***** Entries *****

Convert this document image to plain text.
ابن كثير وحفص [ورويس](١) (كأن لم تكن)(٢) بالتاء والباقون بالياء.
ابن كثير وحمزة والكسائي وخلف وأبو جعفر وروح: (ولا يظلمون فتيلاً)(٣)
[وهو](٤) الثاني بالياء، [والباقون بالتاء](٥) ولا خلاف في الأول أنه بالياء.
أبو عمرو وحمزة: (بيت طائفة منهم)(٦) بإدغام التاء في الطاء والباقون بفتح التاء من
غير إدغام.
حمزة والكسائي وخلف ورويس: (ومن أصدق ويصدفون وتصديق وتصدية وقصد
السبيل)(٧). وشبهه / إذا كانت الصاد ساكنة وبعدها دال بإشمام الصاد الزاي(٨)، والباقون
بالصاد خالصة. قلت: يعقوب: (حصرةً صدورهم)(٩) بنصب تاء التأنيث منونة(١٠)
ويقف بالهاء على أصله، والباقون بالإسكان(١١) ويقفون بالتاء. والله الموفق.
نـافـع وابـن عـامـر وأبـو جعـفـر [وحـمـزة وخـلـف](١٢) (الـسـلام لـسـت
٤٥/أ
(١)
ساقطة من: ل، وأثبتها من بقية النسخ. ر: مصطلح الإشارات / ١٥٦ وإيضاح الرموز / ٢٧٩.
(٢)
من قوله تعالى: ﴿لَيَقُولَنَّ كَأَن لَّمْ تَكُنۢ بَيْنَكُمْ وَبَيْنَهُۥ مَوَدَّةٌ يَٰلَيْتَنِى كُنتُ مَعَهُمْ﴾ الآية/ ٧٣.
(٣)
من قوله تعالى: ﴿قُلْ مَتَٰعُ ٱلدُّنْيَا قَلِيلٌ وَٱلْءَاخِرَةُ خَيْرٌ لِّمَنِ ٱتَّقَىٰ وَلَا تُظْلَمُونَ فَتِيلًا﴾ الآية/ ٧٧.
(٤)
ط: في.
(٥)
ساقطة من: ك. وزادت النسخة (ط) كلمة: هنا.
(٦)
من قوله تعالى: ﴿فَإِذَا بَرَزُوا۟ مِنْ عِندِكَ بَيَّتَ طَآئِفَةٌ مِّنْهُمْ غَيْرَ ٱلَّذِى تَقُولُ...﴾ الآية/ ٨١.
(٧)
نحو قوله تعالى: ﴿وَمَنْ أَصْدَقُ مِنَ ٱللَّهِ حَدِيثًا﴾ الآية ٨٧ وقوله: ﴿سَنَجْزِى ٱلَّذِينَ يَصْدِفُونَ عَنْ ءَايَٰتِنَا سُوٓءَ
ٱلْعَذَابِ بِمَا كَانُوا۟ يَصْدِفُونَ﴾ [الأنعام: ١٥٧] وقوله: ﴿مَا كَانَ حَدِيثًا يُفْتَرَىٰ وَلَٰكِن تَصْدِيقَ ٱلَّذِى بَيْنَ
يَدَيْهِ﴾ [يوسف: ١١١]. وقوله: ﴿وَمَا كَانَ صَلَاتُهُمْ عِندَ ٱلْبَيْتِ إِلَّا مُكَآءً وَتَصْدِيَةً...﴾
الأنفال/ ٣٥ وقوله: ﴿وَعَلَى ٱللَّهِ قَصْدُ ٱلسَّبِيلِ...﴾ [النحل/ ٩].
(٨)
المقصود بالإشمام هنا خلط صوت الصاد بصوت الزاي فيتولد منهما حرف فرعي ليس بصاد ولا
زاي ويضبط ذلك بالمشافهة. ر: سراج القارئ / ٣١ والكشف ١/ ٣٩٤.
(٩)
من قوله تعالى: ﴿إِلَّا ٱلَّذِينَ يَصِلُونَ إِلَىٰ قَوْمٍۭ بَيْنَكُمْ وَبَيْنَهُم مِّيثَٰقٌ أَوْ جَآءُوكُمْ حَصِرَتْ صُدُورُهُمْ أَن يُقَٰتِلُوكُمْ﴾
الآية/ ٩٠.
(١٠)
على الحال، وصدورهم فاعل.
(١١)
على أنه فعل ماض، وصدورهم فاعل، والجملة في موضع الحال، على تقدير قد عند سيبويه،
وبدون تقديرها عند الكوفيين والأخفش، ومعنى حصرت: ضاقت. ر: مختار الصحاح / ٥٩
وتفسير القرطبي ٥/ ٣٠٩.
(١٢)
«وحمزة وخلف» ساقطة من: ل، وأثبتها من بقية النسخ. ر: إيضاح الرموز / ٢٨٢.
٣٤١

*****

Work to complete: Report only the number of lines that hold the word "وحمزة".

Exercise response: 3